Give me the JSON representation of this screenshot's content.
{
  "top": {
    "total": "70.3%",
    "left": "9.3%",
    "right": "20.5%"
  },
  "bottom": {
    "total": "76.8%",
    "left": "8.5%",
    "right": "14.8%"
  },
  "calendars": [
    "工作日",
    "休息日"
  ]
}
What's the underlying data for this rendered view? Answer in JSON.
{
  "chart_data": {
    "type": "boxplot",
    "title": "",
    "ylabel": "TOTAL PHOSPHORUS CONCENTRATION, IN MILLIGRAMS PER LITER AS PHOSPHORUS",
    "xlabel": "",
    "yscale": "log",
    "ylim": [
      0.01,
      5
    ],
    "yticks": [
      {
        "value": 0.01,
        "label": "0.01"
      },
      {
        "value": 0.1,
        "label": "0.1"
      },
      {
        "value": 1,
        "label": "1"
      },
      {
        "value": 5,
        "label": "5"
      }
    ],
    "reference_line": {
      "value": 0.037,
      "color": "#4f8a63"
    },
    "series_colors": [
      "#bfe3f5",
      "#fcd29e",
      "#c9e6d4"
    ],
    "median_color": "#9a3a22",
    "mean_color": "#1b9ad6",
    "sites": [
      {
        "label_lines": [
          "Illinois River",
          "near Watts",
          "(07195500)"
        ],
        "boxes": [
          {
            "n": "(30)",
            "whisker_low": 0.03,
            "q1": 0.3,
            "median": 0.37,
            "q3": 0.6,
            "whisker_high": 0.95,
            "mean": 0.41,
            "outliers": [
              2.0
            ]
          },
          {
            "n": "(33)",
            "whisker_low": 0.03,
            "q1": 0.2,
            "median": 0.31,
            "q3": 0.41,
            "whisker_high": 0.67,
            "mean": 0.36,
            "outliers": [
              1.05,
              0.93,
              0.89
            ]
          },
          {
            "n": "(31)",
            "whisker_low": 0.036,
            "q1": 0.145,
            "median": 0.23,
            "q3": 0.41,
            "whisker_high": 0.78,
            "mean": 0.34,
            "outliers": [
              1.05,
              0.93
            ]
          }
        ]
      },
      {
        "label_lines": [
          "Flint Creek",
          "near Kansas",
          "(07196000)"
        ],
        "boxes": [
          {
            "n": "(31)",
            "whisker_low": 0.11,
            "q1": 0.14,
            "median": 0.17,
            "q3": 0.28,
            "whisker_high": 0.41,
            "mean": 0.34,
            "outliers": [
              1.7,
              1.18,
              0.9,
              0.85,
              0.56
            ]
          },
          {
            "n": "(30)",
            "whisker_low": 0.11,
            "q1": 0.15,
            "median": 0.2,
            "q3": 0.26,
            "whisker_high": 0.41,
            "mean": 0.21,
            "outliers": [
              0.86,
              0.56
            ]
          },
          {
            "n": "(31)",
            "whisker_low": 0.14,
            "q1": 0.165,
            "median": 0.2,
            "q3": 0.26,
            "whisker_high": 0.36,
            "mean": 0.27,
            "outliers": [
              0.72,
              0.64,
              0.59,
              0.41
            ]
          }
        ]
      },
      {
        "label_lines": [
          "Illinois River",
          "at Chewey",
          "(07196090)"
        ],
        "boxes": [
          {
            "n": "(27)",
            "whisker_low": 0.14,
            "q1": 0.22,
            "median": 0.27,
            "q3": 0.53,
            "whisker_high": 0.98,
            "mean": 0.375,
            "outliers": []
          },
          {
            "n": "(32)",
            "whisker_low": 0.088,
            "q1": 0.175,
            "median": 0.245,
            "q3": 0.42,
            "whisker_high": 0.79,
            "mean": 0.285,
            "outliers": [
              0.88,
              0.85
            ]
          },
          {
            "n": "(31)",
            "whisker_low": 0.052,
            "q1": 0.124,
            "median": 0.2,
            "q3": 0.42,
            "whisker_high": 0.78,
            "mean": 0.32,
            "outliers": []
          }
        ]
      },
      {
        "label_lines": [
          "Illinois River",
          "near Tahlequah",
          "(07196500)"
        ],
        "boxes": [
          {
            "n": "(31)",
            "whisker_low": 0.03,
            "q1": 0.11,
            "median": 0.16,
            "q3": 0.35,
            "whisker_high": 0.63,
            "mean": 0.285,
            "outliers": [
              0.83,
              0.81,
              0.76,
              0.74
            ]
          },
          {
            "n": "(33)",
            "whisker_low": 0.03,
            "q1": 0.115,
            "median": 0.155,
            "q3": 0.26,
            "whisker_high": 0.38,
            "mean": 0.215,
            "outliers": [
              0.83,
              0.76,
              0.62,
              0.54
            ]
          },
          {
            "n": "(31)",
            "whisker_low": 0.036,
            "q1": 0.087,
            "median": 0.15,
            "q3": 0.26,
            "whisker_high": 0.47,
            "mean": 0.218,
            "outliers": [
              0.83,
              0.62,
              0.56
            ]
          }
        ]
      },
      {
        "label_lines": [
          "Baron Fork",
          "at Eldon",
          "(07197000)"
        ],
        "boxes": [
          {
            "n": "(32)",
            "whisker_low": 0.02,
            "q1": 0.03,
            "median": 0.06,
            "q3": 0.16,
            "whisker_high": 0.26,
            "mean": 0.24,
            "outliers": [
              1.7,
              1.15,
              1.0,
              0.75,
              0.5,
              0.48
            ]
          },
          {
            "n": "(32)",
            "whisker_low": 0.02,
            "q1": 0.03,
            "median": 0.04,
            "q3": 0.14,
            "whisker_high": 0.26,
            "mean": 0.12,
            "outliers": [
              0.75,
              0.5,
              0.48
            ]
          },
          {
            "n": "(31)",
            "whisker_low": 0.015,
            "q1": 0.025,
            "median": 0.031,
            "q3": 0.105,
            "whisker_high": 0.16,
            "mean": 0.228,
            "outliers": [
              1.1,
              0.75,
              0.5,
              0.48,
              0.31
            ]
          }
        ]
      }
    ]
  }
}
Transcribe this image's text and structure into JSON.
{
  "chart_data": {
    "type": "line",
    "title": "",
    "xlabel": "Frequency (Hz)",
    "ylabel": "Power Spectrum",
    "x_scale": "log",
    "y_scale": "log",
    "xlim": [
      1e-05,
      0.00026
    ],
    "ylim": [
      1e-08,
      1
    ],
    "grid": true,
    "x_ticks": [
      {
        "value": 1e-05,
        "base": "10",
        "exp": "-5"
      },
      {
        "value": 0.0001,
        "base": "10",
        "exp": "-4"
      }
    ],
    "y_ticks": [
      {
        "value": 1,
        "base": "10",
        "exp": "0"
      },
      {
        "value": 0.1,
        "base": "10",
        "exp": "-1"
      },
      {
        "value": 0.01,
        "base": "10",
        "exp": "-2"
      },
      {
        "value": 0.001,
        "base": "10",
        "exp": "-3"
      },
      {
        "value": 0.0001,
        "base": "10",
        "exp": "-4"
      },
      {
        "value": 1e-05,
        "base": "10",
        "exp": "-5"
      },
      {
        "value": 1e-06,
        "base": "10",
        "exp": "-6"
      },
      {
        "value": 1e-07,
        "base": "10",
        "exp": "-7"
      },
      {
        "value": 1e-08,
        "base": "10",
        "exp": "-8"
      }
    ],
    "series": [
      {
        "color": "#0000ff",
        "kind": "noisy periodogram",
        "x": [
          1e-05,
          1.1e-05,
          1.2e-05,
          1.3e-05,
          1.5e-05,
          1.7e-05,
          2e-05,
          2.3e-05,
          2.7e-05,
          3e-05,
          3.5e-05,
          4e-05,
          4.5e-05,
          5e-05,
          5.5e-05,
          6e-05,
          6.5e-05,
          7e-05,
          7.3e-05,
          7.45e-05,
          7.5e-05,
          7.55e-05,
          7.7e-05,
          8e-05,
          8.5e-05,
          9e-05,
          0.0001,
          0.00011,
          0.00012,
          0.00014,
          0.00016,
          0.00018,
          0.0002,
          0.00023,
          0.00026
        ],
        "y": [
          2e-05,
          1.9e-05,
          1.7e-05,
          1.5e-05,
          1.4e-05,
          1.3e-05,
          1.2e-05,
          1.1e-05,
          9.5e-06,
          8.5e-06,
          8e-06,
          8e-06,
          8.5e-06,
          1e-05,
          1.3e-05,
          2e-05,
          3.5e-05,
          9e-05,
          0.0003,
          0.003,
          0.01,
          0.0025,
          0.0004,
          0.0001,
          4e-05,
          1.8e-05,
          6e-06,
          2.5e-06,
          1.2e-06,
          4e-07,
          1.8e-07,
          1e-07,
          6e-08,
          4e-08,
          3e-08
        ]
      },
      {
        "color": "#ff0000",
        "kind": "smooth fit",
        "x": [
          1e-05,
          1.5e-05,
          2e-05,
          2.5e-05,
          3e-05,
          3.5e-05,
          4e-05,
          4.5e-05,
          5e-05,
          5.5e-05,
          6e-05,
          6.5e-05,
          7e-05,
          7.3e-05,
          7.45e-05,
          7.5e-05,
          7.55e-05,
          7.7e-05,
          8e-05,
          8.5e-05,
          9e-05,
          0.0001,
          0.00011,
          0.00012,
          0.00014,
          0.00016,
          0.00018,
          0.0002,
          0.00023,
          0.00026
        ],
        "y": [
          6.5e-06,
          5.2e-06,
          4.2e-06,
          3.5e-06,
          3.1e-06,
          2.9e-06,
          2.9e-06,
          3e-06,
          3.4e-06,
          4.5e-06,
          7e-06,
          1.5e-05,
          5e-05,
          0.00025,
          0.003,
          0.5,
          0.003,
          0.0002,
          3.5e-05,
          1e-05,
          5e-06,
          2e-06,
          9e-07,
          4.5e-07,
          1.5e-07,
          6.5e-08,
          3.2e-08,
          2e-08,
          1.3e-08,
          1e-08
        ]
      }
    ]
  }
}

Directions.
Collect the lines of the data that carry the word "this".

Written response.
Give me the JSON representation of this screenshot's content.
What's the underlying data for this rendered view? Answer in JSON.
Transcribe this image's text and structure into JSON.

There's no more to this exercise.